++++ Record extracts ++++

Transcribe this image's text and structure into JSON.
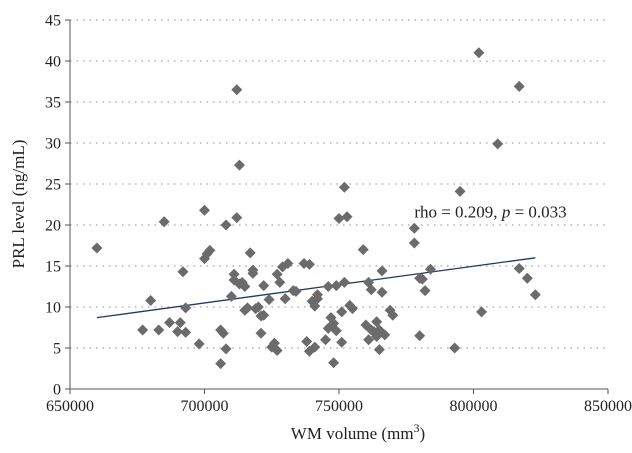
{
  "chart_data": {
    "type": "scatter",
    "xlabel": "WM volume (mm",
    "xlabel_sup": "3",
    "xlabel_end": ")",
    "ylabel": "PRL level (ng/mL)",
    "xlim": [
      650000,
      850000
    ],
    "ylim": [
      0,
      45
    ],
    "xticks": [
      650000,
      700000,
      750000,
      800000,
      850000
    ],
    "yticks": [
      0,
      5,
      10,
      15,
      20,
      25,
      30,
      35,
      40,
      45
    ],
    "xtick_labels": [
      "650000",
      "700000",
      "750000",
      "800000",
      "850000"
    ],
    "ytick_labels": [
      "0",
      "5",
      "10",
      "15",
      "20",
      "25",
      "30",
      "35",
      "40",
      "45"
    ],
    "grid": "horizontal dotted",
    "marker_color": "#6b6b6b",
    "trendline_color": "#1f3b5a",
    "trendline": {
      "x": [
        660000,
        823000
      ],
      "y": [
        8.7,
        16.0
      ]
    },
    "annotation": {
      "prefix": "rho = 0.209, ",
      "p_symbol": "p",
      "suffix": " = 0.033",
      "anchor_x": 778000,
      "anchor_y": 21.5
    },
    "points": [
      [
        660000,
        17.2
      ],
      [
        677000,
        7.2
      ],
      [
        680000,
        10.8
      ],
      [
        683000,
        7.2
      ],
      [
        685000,
        20.4
      ],
      [
        687000,
        8.1
      ],
      [
        690000,
        7.0
      ],
      [
        691000,
        8.1
      ],
      [
        692000,
        14.3
      ],
      [
        693000,
        9.9
      ],
      [
        693000,
        6.9
      ],
      [
        698000,
        5.5
      ],
      [
        700000,
        21.8
      ],
      [
        700000,
        15.9
      ],
      [
        701000,
        16.5
      ],
      [
        702000,
        16.9
      ],
      [
        706000,
        3.1
      ],
      [
        706000,
        7.2
      ],
      [
        707000,
        6.8
      ],
      [
        708000,
        20.0
      ],
      [
        708000,
        4.9
      ],
      [
        710000,
        11.3
      ],
      [
        711000,
        14.0
      ],
      [
        711000,
        13.3
      ],
      [
        712000,
        36.5
      ],
      [
        712000,
        20.9
      ],
      [
        713000,
        27.3
      ],
      [
        713000,
        12.8
      ],
      [
        714000,
        13.0
      ],
      [
        715000,
        9.6
      ],
      [
        715000,
        12.5
      ],
      [
        716000,
        9.9
      ],
      [
        717000,
        16.6
      ],
      [
        718000,
        14.5
      ],
      [
        718000,
        14.1
      ],
      [
        719000,
        9.8
      ],
      [
        720000,
        10.0
      ],
      [
        721000,
        6.8
      ],
      [
        721000,
        8.9
      ],
      [
        722000,
        12.6
      ],
      [
        722000,
        9.0
      ],
      [
        724000,
        10.9
      ],
      [
        725000,
        5.1
      ],
      [
        726000,
        5.6
      ],
      [
        727000,
        4.7
      ],
      [
        727000,
        14.0
      ],
      [
        728000,
        13.0
      ],
      [
        729000,
        14.9
      ],
      [
        730000,
        11.0
      ],
      [
        731000,
        15.3
      ],
      [
        733000,
        12.0
      ],
      [
        734000,
        11.9
      ],
      [
        737000,
        15.3
      ],
      [
        738000,
        5.8
      ],
      [
        739000,
        15.2
      ],
      [
        739000,
        4.6
      ],
      [
        740000,
        10.7
      ],
      [
        741000,
        5.1
      ],
      [
        741000,
        10.1
      ],
      [
        742000,
        11.5
      ],
      [
        742000,
        11.0
      ],
      [
        745000,
        6.0
      ],
      [
        746000,
        7.4
      ],
      [
        746000,
        12.5
      ],
      [
        747000,
        8.7
      ],
      [
        748000,
        3.2
      ],
      [
        748000,
        8.0
      ],
      [
        749000,
        7.1
      ],
      [
        749000,
        12.6
      ],
      [
        750000,
        20.8
      ],
      [
        751000,
        9.4
      ],
      [
        751000,
        5.7
      ],
      [
        752000,
        13.0
      ],
      [
        752000,
        24.6
      ],
      [
        753000,
        21.0
      ],
      [
        754000,
        10.2
      ],
      [
        755000,
        9.8
      ],
      [
        759000,
        17.0
      ],
      [
        760000,
        7.8
      ],
      [
        761000,
        6.0
      ],
      [
        761000,
        13.0
      ],
      [
        762000,
        12.1
      ],
      [
        762000,
        7.2
      ],
      [
        763000,
        7.0
      ],
      [
        764000,
        6.4
      ],
      [
        764000,
        8.2
      ],
      [
        765000,
        7.2
      ],
      [
        765000,
        4.8
      ],
      [
        766000,
        14.4
      ],
      [
        766000,
        11.8
      ],
      [
        767000,
        6.6
      ],
      [
        769000,
        9.6
      ],
      [
        770000,
        9.0
      ],
      [
        778000,
        17.8
      ],
      [
        778000,
        19.6
      ],
      [
        780000,
        6.5
      ],
      [
        780000,
        13.5
      ],
      [
        781000,
        13.4
      ],
      [
        782000,
        12.0
      ],
      [
        784000,
        14.6
      ],
      [
        793000,
        5.0
      ],
      [
        795000,
        24.1
      ],
      [
        802000,
        41.0
      ],
      [
        803000,
        9.4
      ],
      [
        809000,
        29.9
      ],
      [
        817000,
        14.7
      ],
      [
        817000,
        36.9
      ],
      [
        820000,
        13.5
      ],
      [
        823000,
        11.5
      ]
    ]
  }
}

++++

Repeat the lines above exactly, and keep every picture out.

Answer for the task:
Transcribe this image's text and structure into JSON.
{
  "chart_data": {
    "type": "scatter",
    "xlabel": "WM volume (mm",
    "xlabel_sup": "3",
    "xlabel_end": ")",
    "ylabel": "PRL level (ng/mL)",
    "xlim": [
      650000,
      850000
    ],
    "ylim": [
      0,
      45
    ],
    "xticks": [
      650000,
      700000,
      750000,
      800000,
      850000
    ],
    "yticks": [
      0,
      5,
      10,
      15,
      20,
      25,
      30,
      35,
      40,
      45
    ],
    "xtick_labels": [
      "650000",
      "700000",
      "750000",
      "800000",
      "850000"
    ],
    "ytick_labels": [
      "0",
      "5",
      "10",
      "15",
      "20",
      "25",
      "30",
      "35",
      "40",
      "45"
    ],
    "grid": "horizontal dotted",
    "marker_color": "#6b6b6b",
    "trendline_color": "#1f3b5a",
    "trendline": {
      "x": [
        660000,
        823000
      ],
      "y": [
        8.7,
        16.0
      ]
    },
    "annotation": {
      "prefix": "rho = 0.209, ",
      "p_symbol": "p",
      "suffix": " = 0.033",
      "anchor_x": 778000,
      "anchor_y": 21.5
    },
    "points": [
      [
        660000,
        17.2
      ],
      [
        677000,
        7.2
      ],
      [
        680000,
        10.8
      ],
      [
        683000,
        7.2
      ],
      [
        685000,
        20.4
      ],
      [
        687000,
        8.1
      ],
      [
        690000,
        7.0
      ],
      [
        691000,
        8.1
      ],
      [
        692000,
        14.3
      ],
      [
        693000,
        9.9
      ],
      [
        693000,
        6.9
      ],
      [
        698000,
        5.5
      ],
      [
        700000,
        21.8
      ],
      [
        700000,
        15.9
      ],
      [
        701000,
        16.5
      ],
      [
        702000,
        16.9
      ],
      [
        706000,
        3.1
      ],
      [
        706000,
        7.2
      ],
      [
        707000,
        6.8
      ],
      [
        708000,
        20.0
      ],
      [
        708000,
        4.9
      ],
      [
        710000,
        11.3
      ],
      [
        711000,
        14.0
      ],
      [
        711000,
        13.3
      ],
      [
        712000,
        36.5
      ],
      [
        712000,
        20.9
      ],
      [
        713000,
        27.3
      ],
      [
        713000,
        12.8
      ],
      [
        714000,
        13.0
      ],
      [
        715000,
        9.6
      ],
      [
        715000,
        12.5
      ],
      [
        716000,
        9.9
      ],
      [
        717000,
        16.6
      ],
      [
        718000,
        14.5
      ],
      [
        718000,
        14.1
      ],
      [
        719000,
        9.8
      ],
      [
        720000,
        10.0
      ],
      [
        721000,
        6.8
      ],
      [
        721000,
        8.9
      ],
      [
        722000,
        12.6
      ],
      [
        722000,
        9.0
      ],
      [
        724000,
        10.9
      ],
      [
        725000,
        5.1
      ],
      [
        726000,
        5.6
      ],
      [
        727000,
        4.7
      ],
      [
        727000,
        14.0
      ],
      [
        728000,
        13.0
      ],
      [
        729000,
        14.9
      ],
      [
        730000,
        11.0
      ],
      [
        731000,
        15.3
      ],
      [
        733000,
        12.0
      ],
      [
        734000,
        11.9
      ],
      [
        737000,
        15.3
      ],
      [
        738000,
        5.8
      ],
      [
        739000,
        15.2
      ],
      [
        739000,
        4.6
      ],
      [
        740000,
        10.7
      ],
      [
        741000,
        5.1
      ],
      [
        741000,
        10.1
      ],
      [
        742000,
        11.5
      ],
      [
        742000,
        11.0
      ],
      [
        745000,
        6.0
      ],
      [
        746000,
        7.4
      ],
      [
        746000,
        12.5
      ],
      [
        747000,
        8.7
      ],
      [
        748000,
        3.2
      ],
      [
        748000,
        8.0
      ],
      [
        749000,
        7.1
      ],
      [
        749000,
        12.6
      ],
      [
        750000,
        20.8
      ],
      [
        751000,
        9.4
      ],
      [
        751000,
        5.7
      ],
      [
        752000,
        13.0
      ],
      [
        752000,
        24.6
      ],
      [
        753000,
        21.0
      ],
      [
        754000,
        10.2
      ],
      [
        755000,
        9.8
      ],
      [
        759000,
        17.0
      ],
      [
        760000,
        7.8
      ],
      [
        761000,
        6.0
      ],
      [
        761000,
        13.0
      ],
      [
        762000,
        12.1
      ],
      [
        762000,
        7.2
      ],
      [
        763000,
        7.0
      ],
      [
        764000,
        6.4
      ],
      [
        764000,
        8.2
      ],
      [
        765000,
        7.2
      ],
      [
        765000,
        4.8
      ],
      [
        766000,
        14.4
      ],
      [
        766000,
        11.8
      ],
      [
        767000,
        6.6
      ],
      [
        769000,
        9.6
      ],
      [
        770000,
        9.0
      ],
      [
        778000,
        17.8
      ],
      [
        778000,
        19.6
      ],
      [
        780000,
        6.5
      ],
      [
        780000,
        13.5
      ],
      [
        781000,
        13.4
      ],
      [
        782000,
        12.0
      ],
      [
        784000,
        14.6
      ],
      [
        793000,
        5.0
      ],
      [
        795000,
        24.1
      ],
      [
        802000,
        41.0
      ],
      [
        803000,
        9.4
      ],
      [
        809000,
        29.9
      ],
      [
        817000,
        14.7
      ],
      [
        817000,
        36.9
      ],
      [
        820000,
        13.5
      ],
      [
        823000,
        11.5
      ]
    ]
  }
}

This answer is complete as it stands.